• _Task directions_
Print the listing below in its entirety, character for character.

• _Entries supplied_
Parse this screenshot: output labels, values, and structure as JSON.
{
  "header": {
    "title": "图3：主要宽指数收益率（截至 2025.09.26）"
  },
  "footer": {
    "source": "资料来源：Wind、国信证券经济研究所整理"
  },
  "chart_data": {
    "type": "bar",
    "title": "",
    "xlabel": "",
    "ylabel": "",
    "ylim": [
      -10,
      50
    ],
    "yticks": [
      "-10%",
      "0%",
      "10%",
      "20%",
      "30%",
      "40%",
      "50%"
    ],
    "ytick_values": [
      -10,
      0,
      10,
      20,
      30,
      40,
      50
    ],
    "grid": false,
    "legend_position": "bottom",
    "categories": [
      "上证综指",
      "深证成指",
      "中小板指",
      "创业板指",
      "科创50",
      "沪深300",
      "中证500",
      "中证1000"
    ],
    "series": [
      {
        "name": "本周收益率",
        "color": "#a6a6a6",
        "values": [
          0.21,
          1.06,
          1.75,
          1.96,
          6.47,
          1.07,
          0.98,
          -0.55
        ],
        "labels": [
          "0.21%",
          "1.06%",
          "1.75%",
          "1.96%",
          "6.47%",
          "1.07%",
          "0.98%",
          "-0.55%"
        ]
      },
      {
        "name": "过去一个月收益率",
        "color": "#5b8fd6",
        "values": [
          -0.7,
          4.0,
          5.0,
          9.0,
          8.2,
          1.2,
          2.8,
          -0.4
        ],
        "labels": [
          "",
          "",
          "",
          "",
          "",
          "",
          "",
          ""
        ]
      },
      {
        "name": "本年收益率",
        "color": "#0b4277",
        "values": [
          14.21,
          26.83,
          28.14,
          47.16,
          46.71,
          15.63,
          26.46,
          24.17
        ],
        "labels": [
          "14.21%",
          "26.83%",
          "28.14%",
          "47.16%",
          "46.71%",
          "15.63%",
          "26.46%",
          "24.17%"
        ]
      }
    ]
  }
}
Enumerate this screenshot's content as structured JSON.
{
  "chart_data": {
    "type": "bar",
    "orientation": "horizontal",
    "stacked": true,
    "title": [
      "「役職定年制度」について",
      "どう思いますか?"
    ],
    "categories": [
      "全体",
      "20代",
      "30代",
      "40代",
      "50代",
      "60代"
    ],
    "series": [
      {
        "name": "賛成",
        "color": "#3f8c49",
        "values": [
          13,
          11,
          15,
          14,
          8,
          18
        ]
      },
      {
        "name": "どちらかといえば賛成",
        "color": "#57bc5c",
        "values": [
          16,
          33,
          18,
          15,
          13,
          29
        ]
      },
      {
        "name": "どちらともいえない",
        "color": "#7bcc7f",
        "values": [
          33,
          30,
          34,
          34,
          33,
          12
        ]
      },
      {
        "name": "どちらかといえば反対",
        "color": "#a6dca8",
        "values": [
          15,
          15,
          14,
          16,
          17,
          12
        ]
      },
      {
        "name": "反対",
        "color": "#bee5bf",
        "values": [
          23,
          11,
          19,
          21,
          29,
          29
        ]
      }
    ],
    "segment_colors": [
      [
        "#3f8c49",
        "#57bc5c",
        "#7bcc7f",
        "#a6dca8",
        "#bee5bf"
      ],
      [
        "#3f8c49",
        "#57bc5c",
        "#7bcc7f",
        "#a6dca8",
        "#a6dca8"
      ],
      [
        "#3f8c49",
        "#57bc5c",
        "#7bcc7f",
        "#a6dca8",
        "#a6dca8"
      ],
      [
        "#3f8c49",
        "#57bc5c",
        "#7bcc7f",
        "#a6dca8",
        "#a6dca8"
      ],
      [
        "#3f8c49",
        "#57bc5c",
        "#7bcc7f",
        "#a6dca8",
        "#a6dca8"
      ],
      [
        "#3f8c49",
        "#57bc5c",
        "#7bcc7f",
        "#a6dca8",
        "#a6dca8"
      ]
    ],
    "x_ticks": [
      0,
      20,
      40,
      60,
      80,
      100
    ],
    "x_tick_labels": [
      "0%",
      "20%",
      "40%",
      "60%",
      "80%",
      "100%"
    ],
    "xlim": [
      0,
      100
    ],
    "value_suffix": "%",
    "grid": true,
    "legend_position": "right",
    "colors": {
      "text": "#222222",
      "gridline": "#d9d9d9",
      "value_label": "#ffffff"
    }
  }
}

• _Expected answer_
Parse this screenshot: output labels, values, and structure as JSON.
{
  "header": {
    "title": "图3：主要宽指数收益率（截至 2025.09.26）"
  },
  "footer": {
    "source": "资料来源：Wind、国信证券经济研究所整理"
  },
  "chart_data": {
    "type": "bar",
    "title": "",
    "xlabel": "",
    "ylabel": "",
    "ylim": [
      -10,
      50
    ],
    "yticks": [
      "-10%",
      "0%",
      "10%",
      "20%",
      "30%",
      "40%",
      "50%"
    ],
    "ytick_values": [
      -10,
      0,
      10,
      20,
      30,
      40,
      50
    ],
    "grid": false,
    "legend_position": "bottom",
    "categories": [
      "上证综指",
      "深证成指",
      "中小板指",
      "创业板指",
      "科创50",
      "沪深300",
      "中证500",
      "中证1000"
    ],
    "series": [
      {
        "name": "本周收益率",
        "color": "#a6a6a6",
        "values": [
          0.21,
          1.06,
          1.75,
          1.96,
          6.47,
          1.07,
          0.98,
          -0.55
        ],
        "labels": [
          "0.21%",
          "1.06%",
          "1.75%",
          "1.96%",
          "6.47%",
          "1.07%",
          "0.98%",
          "-0.55%"
        ]
      },
      {
        "name": "过去一个月收益率",
        "color": "#5b8fd6",
        "values": [
          -0.7,
          4.0,
          5.0,
          9.0,
          8.2,
          1.2,
          2.8,
          -0.4
        ],
        "labels": [
          "",
          "",
          "",
          "",
          "",
          "",
          "",
          ""
        ]
      },
      {
        "name": "本年收益率",
        "color": "#0b4277",
        "values": [
          14.21,
          26.83,
          28.14,
          47.16,
          46.71,
          15.63,
          26.46,
          24.17
        ],
        "labels": [
          "14.21%",
          "26.83%",
          "28.14%",
          "47.16%",
          "46.71%",
          "15.63%",
          "26.46%",
          "24.17%"
        ]
      }
    ]
  }
}
Enumerate this screenshot's content as structured JSON.
{
  "chart_data": {
    "type": "bar",
    "orientation": "horizontal",
    "stacked": true,
    "title": [
      "「役職定年制度」について",
      "どう思いますか?"
    ],
    "categories": [
      "全体",
      "20代",
      "30代",
      "40代",
      "50代",
      "60代"
    ],
    "series": [
      {
        "name": "賛成",
        "color": "#3f8c49",
        "values": [
          13,
          11,
          15,
          14,
          8,
          18
        ]
      },
      {
        "name": "どちらかといえば賛成",
        "color": "#57bc5c",
        "values": [
          16,
          33,
          18,
          15,
          13,
          29
        ]
      },
      {
        "name": "どちらともいえない",
        "color": "#7bcc7f",
        "values": [
          33,
          30,
          34,
          34,
          33,
          12
        ]
      },
      {
        "name": "どちらかといえば反対",
        "color": "#a6dca8",
        "values": [
          15,
          15,
          14,
          16,
          17,
          12
        ]
      },
      {
        "name": "反対",
        "color": "#bee5bf",
        "values": [
          23,
          11,
          19,
          21,
          29,
          29
        ]
      }
    ],
    "segment_colors": [
      [
        "#3f8c49",
        "#57bc5c",
        "#7bcc7f",
        "#a6dca8",
        "#bee5bf"
      ],
      [
        "#3f8c49",
        "#57bc5c",
        "#7bcc7f",
        "#a6dca8",
        "#a6dca8"
      ],
      [
        "#3f8c49",
        "#57bc5c",
        "#7bcc7f",
        "#a6dca8",
        "#a6dca8"
      ],
      [
        "#3f8c49",
        "#57bc5c",
        "#7bcc7f",
        "#a6dca8",
        "#a6dca8"
      ],
      [
        "#3f8c49",
        "#57bc5c",
        "#7bcc7f",
        "#a6dca8",
        "#a6dca8"
      ],
      [
        "#3f8c49",
        "#57bc5c",
        "#7bcc7f",
        "#a6dca8",
        "#a6dca8"
      ]
    ],
    "x_ticks": [
      0,
      20,
      40,
      60,
      80,
      100
    ],
    "x_tick_labels": [
      "0%",
      "20%",
      "40%",
      "60%",
      "80%",
      "100%"
    ],
    "xlim": [
      0,
      100
    ],
    "value_suffix": "%",
    "grid": true,
    "legend_position": "right",
    "colors": {
      "text": "#222222",
      "gridline": "#d9d9d9",
      "value_label": "#ffffff"
    }
  }
}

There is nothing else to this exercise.